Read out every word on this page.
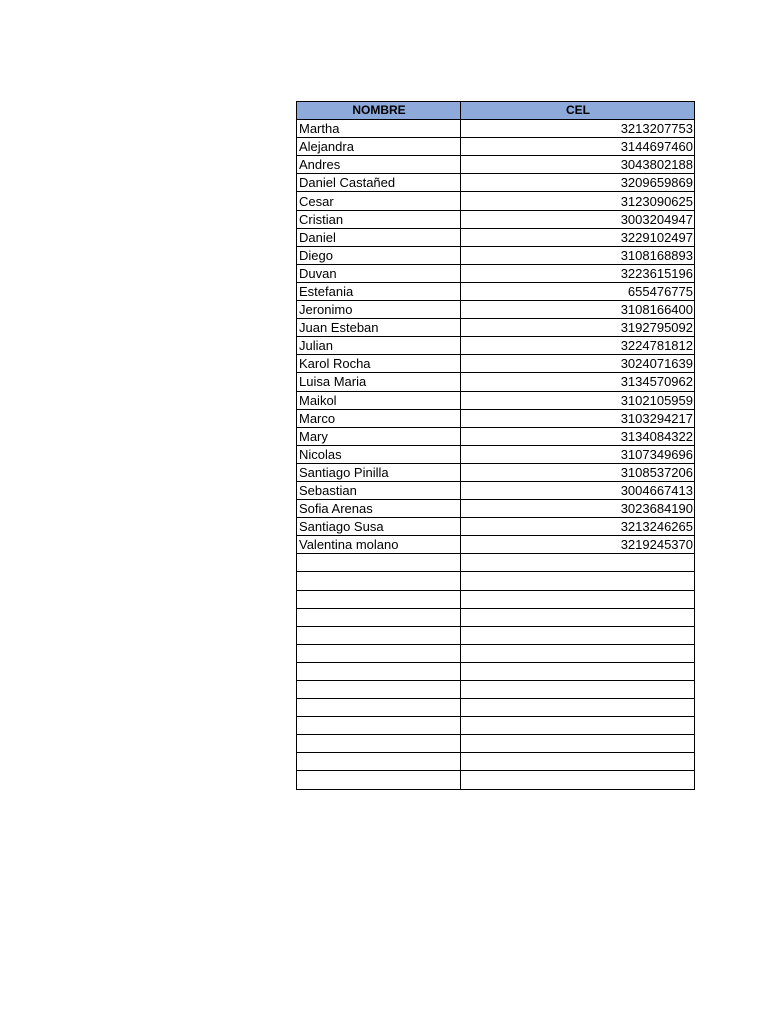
NOMBRE	CEL
Martha	3213207753
Alejandra	3144697460
Andres	3043802188
Daniel Castañed	3209659869
Cesar	3123090625
Cristian	3003204947
Daniel	3229102497
Diego	3108168893
Duvan	3223615196
Estefania	655476775
Jeronimo	3108166400
Juan Esteban	3192795092
Julian	3224781812
Karol Rocha	3024071639
Luisa Maria	3134570962
Maikol	3102105959
Marco	3103294217
Mary	3134084322
Nicolas	3107349696
Santiago Pinilla	3108537206
Sebastian	3004667413
Sofia Arenas	3023684190
Santiago Susa	3213246265
Valentina molano	3219245370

▶ Given task
Copy every entry exactly as written. Pictures are excluded.

▶ Result of the task
Read out every word on this page.
NOMBRE	CEL
Martha	3213207753
Alejandra	3144697460
Andres	3043802188
Daniel Castañed	3209659869
Cesar	3123090625
Cristian	3003204947
Daniel	3229102497
Diego	3108168893
Duvan	3223615196
Estefania	655476775
Jeronimo	3108166400
Juan Esteban	3192795092
Julian	3224781812
Karol Rocha	3024071639
Luisa Maria	3134570962
Maikol	3102105959
Marco	3103294217
Mary	3134084322
Nicolas	3107349696
Santiago Pinilla	3108537206
Sebastian	3004667413
Sofia Arenas	3023684190
Santiago Susa	3213246265
Valentina molano	3219245370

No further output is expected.